- Acción requerida:
En el texto sobre Podemos, pasa a una lista el párrafo que comienza con «El reproche de Podemos combina dos frentes» y conserva sus datos principales.

══ Texto proporcionado ══

Podemos ha acusado al presidente del Gobierno, Pedro Sánchez, de abrir una polémica con Felipe VI para desplazar el foco de la gestión de la llegada masiva de migrantes a Ceuta a finales de julio. La líder de la formación, Ione Belarra, sostiene que el Ejecutivo no ha respondido de forma suficiente a una crisis humanitaria cuya dimensión política, según su tesis, exige aclaraciones sobre el papel de Marruecos.

La controversia se produce después de que Sánchez afirmara que existen razones para que el jefe del Estado visite “por fin” Ceuta y Melilla, y confirmara que el viaje se realizará sin concretar fechas. Para Podemos, el anuncio no resuelve las preguntas de fondo: Belarra reclama que el presidente aproveche su comparecencia del jueves en el Congreso para explicar si Rabat ha ejercido presión sobre España y qué información maneja el Gobierno sobre la crisis.
La presión sobre el Gobierno
El reproche de Podemos combina dos frentes. Por un lado, cuestiona la capacidad del Ejecutivo para proteger a las personas llegadas a la frontera y gestionar las consecuencias humanitarias. Por otro, reclama transparencia diplomática ante un episodio que vuelve a evidenciar la fragilidad de la relación con Marruecos y el peso que tienen Ceuta, Melilla y Canarias en esa agenda bilateral.
Belarra también rechazó las concentraciones convocadas para este miércoles por la presidenta de la Federación Española de Municipios y Provincias, del PP. A su juicio, esas movilizaciones pueden reforzar discursos racistas y xenófobos contra personas negras y musulmanas. El debate, por tanto, trasciende la visita institucional del rey: enfrenta al Gobierno con la exigencia de explicar su respuesta en la frontera y a la oposición política con la disputa sobre el lenguaje y las consecuencias sociales de la crisis.

═══
══ Información proporcionada ══

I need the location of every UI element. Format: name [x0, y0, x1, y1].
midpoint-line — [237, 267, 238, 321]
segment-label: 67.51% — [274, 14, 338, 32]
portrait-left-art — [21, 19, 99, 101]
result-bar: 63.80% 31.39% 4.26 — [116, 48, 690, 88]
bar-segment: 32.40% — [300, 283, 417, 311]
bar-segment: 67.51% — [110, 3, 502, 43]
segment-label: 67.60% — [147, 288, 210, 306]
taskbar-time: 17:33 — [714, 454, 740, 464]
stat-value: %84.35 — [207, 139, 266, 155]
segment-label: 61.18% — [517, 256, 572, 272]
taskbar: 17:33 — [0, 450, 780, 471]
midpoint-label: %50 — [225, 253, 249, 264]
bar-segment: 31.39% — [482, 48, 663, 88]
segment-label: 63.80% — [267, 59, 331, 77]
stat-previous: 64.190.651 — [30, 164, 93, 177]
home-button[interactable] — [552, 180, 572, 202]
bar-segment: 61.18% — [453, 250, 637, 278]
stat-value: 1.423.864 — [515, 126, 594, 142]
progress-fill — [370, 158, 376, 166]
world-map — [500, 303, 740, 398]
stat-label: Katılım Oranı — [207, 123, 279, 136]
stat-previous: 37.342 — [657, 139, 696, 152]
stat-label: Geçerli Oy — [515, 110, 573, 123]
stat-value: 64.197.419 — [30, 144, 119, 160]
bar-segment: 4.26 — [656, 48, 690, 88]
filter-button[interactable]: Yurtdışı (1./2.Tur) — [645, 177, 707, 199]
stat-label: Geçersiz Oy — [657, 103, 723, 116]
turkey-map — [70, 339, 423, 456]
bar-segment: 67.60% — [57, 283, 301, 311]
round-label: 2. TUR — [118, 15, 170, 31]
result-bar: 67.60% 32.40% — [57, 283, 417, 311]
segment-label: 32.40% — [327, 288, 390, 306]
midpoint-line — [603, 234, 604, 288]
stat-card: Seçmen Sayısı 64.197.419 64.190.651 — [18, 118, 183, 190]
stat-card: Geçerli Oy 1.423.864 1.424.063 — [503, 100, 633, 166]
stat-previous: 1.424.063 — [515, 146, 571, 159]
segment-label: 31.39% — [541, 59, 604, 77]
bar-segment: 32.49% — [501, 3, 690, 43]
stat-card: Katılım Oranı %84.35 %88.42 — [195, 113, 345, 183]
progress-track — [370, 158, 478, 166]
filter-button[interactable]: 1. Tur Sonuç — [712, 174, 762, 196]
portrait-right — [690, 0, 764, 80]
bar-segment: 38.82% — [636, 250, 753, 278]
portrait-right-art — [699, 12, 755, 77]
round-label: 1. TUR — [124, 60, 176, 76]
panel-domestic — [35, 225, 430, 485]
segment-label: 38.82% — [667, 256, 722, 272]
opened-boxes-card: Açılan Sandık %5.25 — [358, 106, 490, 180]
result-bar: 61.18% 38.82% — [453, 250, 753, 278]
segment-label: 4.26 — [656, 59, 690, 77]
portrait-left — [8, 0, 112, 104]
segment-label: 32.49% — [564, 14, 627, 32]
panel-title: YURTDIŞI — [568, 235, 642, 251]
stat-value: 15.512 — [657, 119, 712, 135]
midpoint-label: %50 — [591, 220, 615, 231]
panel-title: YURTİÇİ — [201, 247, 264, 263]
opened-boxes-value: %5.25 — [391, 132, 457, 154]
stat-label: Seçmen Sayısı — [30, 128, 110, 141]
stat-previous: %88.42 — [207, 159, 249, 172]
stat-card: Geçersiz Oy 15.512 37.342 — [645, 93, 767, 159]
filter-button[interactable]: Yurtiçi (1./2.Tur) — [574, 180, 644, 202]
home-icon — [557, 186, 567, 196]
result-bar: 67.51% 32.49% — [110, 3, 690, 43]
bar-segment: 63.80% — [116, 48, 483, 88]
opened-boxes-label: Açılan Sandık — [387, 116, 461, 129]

═══

- Respuesta del ejercicio:
- El reproche de Podemos tiene dos frentes.
- Primer frente: cuestiona la capacidad del Ejecutivo para proteger a las personas llegadas a la frontera y gestionar las consecuencias humanitarias.
- Segundo frente: reclama transparencia diplomática ante un episodio que evidencia otra vez la fragilidad de la relación con Marruecos.
- Ese episodio también muestra el peso de Ceuta, Melilla y Canarias en la agenda bilateral.